## Work instructions
Turn the records below into one numbered list, one line per entry, skipping blank lines and leaving the pictures out.

++++ Supplied material

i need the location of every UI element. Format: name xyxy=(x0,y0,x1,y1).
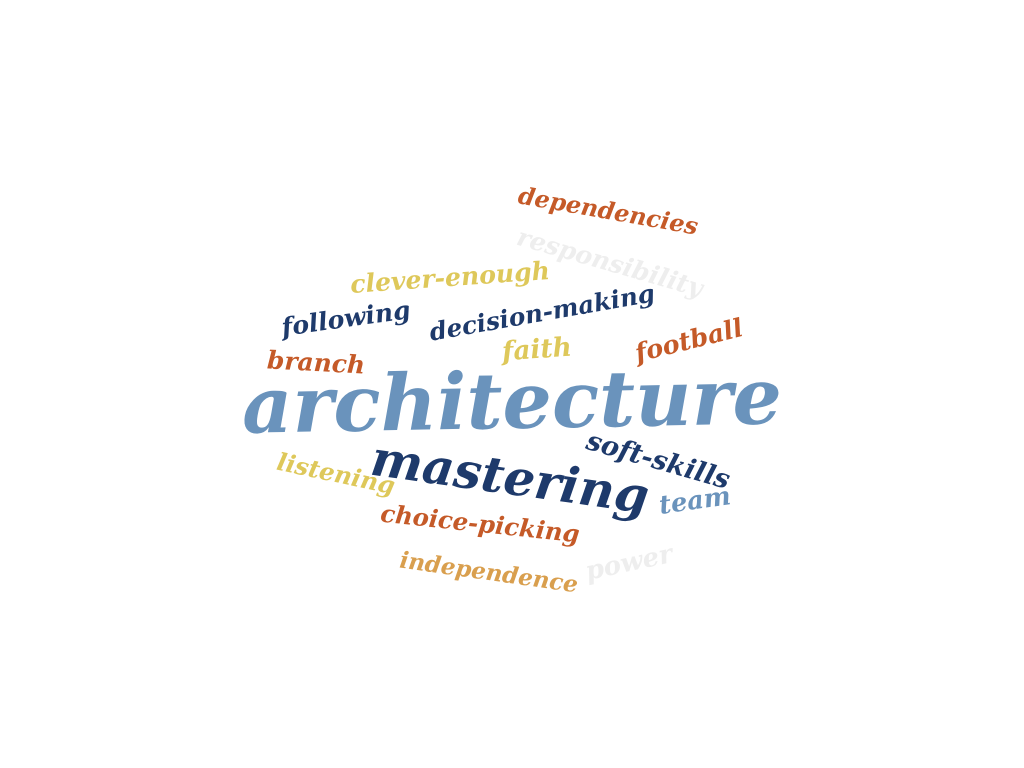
word-following: following xyxy=(279,294,413,342)
word-branch: branch xyxy=(266,344,366,380)
word-team: team xyxy=(657,481,733,521)
word-power: power xyxy=(582,539,676,587)
word-independence: independence xyxy=(398,546,580,598)
word-clever-enough: clever-enough xyxy=(349,254,551,299)
word-faith: faith xyxy=(501,331,573,368)
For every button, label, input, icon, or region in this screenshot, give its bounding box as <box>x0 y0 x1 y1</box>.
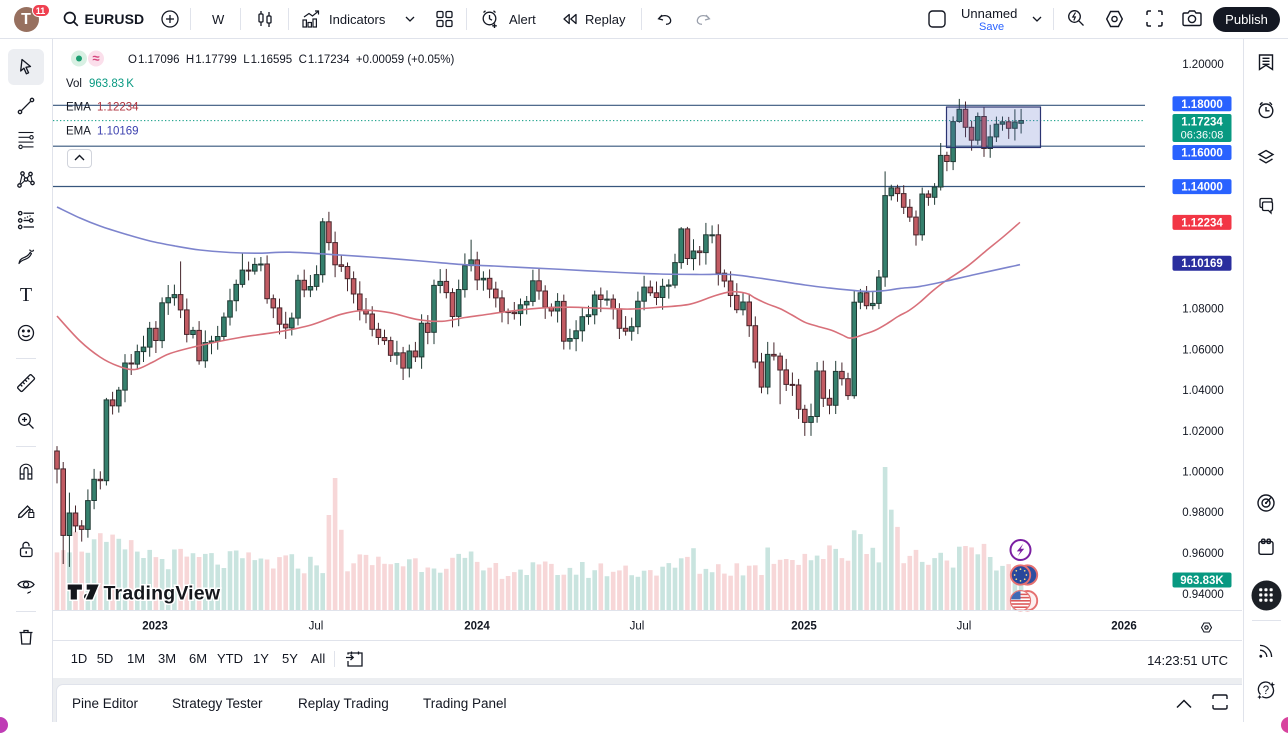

++++++++

## Response to the exercise
1. i need the location of every UI element. Format: name xyxy=(x0,y0,x1,y1).
2. word-following: following xyxy=(279,294,413,342)
3. word-branch: branch xyxy=(266,344,366,380)
4. word-team: team xyxy=(657,481,733,521)
5. word-power: power xyxy=(582,539,676,587)
6. word-independence: independence xyxy=(398,546,580,598)
7. word-clever-enough: clever-enough xyxy=(349,254,551,299)
8. word-faith: faith xyxy=(501,331,573,368)
9. For every button, label, input, icon, or region in this screenshot, give its bounding box as <box>x0 y0 x1 y1</box>.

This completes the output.